▶ _Records to process_
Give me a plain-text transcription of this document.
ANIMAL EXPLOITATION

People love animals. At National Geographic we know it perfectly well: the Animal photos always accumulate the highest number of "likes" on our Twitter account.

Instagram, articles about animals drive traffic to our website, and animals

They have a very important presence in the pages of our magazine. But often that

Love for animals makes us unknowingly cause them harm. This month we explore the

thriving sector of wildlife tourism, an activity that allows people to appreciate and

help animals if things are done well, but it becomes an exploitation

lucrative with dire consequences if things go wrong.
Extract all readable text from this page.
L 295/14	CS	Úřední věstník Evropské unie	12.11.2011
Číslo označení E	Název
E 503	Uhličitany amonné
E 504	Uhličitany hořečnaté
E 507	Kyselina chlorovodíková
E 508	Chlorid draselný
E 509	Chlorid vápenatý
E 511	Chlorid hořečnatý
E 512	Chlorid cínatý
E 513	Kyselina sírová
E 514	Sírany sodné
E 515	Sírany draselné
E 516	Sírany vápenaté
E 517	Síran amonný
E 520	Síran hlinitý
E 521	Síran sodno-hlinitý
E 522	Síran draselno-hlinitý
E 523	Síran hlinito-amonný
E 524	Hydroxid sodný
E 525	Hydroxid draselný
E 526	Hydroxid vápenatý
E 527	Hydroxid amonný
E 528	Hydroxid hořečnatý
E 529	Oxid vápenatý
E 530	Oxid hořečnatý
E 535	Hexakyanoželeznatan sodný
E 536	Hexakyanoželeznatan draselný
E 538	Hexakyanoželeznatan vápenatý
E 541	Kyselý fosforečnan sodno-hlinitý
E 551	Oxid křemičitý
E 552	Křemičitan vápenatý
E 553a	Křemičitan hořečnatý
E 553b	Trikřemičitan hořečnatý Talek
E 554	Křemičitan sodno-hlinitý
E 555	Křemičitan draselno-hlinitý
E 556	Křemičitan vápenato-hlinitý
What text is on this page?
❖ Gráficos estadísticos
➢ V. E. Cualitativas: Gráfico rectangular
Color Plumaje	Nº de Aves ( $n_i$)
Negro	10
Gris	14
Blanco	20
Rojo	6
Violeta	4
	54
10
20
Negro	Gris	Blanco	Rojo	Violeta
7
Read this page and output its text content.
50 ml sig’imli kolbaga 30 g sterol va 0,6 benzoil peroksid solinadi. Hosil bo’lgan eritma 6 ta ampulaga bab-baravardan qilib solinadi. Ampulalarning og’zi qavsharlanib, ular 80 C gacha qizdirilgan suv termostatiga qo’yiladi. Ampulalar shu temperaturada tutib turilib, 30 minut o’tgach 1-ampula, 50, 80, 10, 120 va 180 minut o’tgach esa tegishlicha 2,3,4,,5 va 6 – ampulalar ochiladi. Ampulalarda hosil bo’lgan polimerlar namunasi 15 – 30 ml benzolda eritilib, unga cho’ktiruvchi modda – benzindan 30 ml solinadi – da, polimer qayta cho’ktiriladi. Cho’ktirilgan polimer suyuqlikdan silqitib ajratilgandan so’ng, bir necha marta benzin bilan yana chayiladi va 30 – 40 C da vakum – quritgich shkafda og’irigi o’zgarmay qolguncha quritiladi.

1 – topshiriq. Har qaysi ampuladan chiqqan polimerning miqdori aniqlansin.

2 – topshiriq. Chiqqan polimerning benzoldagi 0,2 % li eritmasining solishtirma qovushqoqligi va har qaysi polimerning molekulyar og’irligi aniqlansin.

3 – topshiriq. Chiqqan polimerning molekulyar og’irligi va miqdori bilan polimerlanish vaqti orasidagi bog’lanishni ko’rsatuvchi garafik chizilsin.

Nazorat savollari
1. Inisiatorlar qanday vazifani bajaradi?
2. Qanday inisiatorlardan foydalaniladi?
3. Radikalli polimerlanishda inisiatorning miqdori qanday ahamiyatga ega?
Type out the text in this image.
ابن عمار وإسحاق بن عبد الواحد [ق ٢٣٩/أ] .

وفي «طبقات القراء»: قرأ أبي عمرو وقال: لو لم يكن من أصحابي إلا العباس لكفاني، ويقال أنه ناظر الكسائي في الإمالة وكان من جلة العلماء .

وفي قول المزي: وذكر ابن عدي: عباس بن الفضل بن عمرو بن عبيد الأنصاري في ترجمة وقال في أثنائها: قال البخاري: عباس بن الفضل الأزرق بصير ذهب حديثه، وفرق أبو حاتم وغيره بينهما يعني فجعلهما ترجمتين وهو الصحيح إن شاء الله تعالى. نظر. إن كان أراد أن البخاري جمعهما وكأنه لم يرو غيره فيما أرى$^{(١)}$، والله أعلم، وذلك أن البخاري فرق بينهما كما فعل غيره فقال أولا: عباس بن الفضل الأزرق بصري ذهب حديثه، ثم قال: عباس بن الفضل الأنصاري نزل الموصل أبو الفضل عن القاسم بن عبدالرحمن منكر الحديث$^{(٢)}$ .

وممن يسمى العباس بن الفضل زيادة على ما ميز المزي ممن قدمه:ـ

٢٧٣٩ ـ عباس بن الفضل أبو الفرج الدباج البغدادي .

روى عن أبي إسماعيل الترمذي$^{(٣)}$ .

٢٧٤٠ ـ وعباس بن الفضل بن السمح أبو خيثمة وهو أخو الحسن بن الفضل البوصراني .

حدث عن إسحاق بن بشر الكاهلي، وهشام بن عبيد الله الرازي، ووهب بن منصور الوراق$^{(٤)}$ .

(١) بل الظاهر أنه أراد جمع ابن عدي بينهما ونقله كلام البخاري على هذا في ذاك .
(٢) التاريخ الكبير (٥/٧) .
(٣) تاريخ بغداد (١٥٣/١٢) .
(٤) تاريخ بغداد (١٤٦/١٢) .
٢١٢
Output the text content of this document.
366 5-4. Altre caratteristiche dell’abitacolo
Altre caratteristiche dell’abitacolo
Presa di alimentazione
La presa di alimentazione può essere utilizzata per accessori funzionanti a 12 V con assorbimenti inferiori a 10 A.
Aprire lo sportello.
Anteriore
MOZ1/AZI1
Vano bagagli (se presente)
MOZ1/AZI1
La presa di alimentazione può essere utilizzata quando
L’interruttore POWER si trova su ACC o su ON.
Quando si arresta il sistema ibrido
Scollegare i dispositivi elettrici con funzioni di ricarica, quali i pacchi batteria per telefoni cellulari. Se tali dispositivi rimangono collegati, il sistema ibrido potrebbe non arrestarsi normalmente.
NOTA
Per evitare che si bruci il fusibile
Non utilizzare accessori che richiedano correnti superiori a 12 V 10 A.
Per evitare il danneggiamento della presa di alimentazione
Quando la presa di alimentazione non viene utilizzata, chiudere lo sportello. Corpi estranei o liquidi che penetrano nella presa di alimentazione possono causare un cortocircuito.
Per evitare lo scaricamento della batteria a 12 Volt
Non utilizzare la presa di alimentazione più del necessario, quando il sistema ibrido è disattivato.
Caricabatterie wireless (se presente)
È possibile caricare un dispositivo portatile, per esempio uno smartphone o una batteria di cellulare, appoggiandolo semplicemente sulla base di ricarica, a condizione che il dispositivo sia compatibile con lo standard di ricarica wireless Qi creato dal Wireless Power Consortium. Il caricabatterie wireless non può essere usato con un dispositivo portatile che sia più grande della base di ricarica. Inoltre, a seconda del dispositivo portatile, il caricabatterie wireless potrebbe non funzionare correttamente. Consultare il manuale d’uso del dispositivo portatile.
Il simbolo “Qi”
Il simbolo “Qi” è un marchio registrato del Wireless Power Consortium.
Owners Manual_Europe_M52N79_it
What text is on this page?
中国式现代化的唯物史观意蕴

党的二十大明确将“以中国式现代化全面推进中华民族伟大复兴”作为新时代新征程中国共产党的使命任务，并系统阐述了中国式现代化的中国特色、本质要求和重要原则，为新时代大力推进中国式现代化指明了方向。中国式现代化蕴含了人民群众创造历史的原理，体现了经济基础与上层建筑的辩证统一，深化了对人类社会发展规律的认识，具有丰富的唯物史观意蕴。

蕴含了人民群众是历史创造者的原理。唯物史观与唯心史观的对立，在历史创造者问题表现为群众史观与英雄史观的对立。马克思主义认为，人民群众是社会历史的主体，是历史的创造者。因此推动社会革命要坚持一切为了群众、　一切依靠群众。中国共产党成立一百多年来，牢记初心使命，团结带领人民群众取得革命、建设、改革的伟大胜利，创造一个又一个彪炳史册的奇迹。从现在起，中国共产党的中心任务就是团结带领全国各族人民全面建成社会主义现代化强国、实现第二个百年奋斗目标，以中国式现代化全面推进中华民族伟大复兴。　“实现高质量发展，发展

▶ _Problem to solve_
Using the entries above, tally how many lines have the word "sistema" in them; write the number and nothing more.

▶ _Expected answer_
3